Exercise directions - Copy every line of the data that includes the string "ylabel".

Data provided -
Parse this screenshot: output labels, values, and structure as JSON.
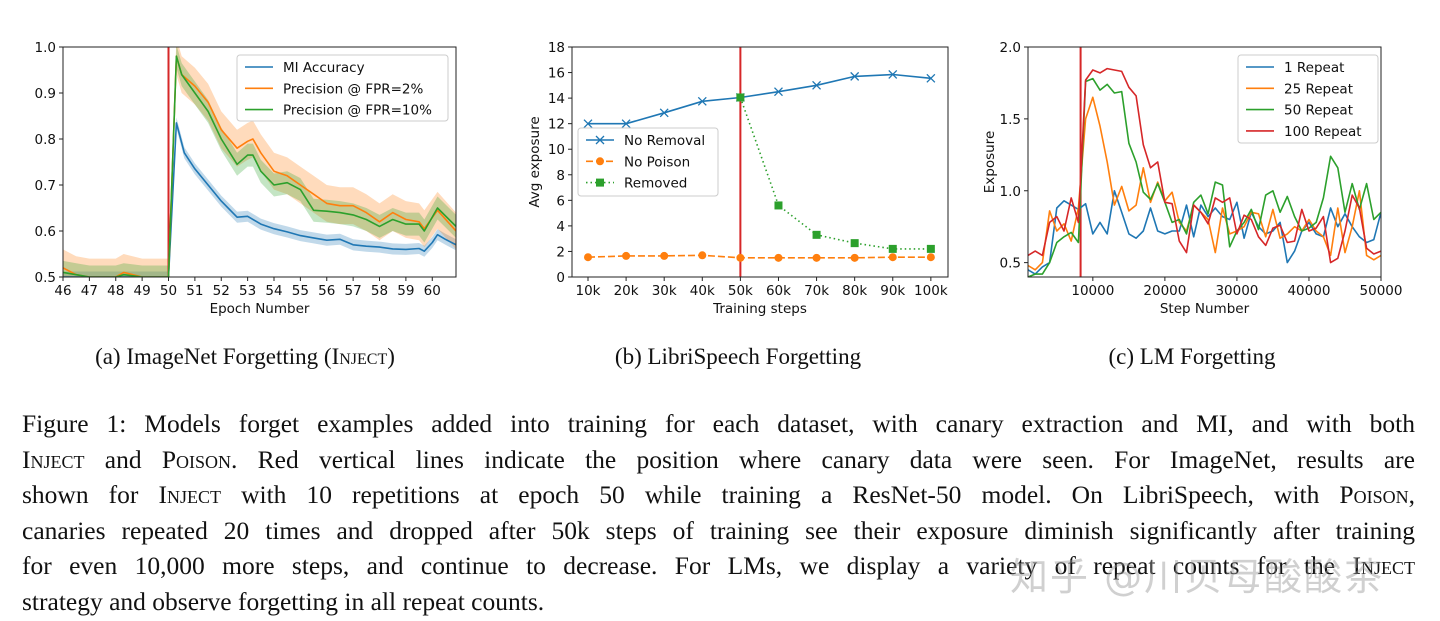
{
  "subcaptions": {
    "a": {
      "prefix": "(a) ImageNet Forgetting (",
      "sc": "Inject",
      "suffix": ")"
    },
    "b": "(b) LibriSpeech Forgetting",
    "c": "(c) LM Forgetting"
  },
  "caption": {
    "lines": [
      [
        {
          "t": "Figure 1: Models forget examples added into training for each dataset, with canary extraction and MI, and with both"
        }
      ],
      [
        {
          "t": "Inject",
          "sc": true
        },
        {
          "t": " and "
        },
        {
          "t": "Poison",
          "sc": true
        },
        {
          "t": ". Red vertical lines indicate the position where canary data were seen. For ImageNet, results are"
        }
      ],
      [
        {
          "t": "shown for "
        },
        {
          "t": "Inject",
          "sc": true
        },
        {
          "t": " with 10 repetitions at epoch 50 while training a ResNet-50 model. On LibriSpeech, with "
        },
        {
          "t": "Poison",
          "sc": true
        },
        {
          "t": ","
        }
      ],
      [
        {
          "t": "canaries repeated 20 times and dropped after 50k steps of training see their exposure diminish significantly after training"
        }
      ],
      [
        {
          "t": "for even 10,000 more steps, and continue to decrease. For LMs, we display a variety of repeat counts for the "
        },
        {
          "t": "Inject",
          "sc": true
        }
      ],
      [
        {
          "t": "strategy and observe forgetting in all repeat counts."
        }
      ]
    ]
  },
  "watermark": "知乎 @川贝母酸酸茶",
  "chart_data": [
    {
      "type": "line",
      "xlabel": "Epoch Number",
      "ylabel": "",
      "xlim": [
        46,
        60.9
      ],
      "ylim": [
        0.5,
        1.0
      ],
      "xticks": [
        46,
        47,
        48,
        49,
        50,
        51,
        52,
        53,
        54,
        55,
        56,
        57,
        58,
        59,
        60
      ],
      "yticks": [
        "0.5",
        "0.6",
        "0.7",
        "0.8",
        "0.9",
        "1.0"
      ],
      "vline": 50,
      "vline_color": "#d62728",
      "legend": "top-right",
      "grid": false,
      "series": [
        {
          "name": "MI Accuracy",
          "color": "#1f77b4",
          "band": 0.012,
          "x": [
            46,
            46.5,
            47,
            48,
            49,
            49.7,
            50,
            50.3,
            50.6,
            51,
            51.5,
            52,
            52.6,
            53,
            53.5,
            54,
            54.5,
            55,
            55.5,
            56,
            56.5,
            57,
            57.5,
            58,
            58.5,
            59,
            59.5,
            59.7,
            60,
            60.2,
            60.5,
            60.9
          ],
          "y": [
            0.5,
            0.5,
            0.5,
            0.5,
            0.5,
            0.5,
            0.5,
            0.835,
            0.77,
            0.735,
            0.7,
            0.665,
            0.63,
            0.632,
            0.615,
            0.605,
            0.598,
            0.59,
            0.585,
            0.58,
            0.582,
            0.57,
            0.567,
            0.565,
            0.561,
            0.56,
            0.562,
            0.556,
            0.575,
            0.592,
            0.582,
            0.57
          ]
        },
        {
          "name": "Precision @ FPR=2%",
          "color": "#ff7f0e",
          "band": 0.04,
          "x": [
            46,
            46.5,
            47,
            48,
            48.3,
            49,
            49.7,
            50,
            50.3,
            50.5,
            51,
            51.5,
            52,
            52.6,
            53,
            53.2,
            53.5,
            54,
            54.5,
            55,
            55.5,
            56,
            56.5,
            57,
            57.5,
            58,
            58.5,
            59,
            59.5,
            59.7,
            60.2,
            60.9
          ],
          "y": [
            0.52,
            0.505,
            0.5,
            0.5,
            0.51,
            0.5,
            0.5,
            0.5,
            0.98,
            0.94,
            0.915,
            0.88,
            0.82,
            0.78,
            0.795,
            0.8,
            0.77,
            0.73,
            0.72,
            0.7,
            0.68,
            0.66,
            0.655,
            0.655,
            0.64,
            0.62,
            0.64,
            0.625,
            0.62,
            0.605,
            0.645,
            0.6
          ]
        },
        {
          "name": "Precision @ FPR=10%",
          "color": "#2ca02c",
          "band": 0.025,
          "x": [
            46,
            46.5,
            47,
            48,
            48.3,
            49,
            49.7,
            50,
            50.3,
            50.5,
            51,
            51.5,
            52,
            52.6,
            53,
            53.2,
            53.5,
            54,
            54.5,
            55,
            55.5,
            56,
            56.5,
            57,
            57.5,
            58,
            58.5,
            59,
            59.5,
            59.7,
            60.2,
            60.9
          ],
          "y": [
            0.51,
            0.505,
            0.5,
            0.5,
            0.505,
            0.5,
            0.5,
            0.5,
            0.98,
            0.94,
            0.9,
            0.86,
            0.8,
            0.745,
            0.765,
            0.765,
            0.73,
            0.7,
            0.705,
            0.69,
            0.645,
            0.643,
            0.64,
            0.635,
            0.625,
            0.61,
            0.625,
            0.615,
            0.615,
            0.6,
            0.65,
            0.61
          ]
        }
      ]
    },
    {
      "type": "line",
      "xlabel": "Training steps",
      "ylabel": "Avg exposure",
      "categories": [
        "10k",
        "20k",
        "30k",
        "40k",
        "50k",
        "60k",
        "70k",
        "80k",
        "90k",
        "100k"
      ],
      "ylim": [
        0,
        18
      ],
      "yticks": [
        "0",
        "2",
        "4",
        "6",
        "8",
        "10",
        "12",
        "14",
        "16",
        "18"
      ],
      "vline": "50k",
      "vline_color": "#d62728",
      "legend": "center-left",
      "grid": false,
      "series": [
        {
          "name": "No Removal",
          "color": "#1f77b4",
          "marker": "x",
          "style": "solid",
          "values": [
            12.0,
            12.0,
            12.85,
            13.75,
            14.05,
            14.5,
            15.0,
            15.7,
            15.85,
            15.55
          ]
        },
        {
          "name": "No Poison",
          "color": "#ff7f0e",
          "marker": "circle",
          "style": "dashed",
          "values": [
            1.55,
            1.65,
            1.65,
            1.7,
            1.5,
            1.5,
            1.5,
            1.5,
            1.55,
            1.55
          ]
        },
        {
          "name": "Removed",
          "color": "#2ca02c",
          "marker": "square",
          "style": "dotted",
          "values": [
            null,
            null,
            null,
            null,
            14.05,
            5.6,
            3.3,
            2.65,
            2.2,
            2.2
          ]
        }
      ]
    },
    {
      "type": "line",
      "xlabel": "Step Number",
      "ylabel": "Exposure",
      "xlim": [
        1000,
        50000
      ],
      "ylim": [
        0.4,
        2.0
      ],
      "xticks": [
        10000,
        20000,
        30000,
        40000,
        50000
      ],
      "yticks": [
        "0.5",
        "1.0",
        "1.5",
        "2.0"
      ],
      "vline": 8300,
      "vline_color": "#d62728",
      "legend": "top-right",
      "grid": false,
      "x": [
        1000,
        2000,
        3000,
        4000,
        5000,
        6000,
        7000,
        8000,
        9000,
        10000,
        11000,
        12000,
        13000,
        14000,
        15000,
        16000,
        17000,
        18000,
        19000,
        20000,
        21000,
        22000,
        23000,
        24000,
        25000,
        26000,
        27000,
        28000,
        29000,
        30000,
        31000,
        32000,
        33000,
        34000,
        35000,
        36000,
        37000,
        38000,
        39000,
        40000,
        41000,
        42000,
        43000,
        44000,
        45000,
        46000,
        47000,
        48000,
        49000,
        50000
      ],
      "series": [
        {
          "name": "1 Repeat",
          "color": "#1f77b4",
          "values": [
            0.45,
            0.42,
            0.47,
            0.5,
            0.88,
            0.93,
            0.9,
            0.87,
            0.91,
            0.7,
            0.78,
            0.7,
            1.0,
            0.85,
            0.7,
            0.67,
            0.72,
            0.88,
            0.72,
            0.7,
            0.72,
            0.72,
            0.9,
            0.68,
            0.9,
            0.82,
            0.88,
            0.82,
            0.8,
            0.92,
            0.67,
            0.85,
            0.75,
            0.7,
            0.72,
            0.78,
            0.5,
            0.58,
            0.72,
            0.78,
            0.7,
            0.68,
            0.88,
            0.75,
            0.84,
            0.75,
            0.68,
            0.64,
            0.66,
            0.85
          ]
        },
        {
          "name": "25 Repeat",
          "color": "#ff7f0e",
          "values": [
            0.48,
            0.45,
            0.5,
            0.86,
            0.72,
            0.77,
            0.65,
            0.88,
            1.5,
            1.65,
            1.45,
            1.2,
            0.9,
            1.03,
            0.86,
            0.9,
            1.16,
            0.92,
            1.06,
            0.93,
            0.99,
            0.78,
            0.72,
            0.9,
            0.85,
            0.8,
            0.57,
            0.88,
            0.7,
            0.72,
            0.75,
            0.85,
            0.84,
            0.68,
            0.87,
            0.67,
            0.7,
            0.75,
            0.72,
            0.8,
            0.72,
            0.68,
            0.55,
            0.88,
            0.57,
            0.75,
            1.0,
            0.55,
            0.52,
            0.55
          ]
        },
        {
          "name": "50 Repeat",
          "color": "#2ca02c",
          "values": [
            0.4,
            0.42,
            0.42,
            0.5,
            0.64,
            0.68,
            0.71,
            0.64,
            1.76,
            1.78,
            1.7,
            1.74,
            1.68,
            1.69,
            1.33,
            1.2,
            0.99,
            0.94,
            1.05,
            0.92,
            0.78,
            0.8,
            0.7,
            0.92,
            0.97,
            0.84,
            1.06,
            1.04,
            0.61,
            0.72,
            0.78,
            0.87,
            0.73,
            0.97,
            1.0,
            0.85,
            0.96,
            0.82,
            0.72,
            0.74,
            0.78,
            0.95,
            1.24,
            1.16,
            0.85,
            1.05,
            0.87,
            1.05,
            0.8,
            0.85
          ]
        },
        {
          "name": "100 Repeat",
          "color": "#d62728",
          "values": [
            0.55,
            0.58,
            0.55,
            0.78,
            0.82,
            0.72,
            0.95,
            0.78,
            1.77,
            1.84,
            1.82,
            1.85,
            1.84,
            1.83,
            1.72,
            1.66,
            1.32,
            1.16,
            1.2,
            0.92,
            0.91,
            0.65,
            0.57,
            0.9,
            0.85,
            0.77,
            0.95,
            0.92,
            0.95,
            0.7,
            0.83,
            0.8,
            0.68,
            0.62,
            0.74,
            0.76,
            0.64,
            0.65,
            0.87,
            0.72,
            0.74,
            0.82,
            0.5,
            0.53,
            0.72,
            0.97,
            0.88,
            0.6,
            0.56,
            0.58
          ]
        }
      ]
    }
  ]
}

Completed exercise -
      "ylabel": "",
      "ylabel": "Avg exposure",
      "ylabel": "Exposure",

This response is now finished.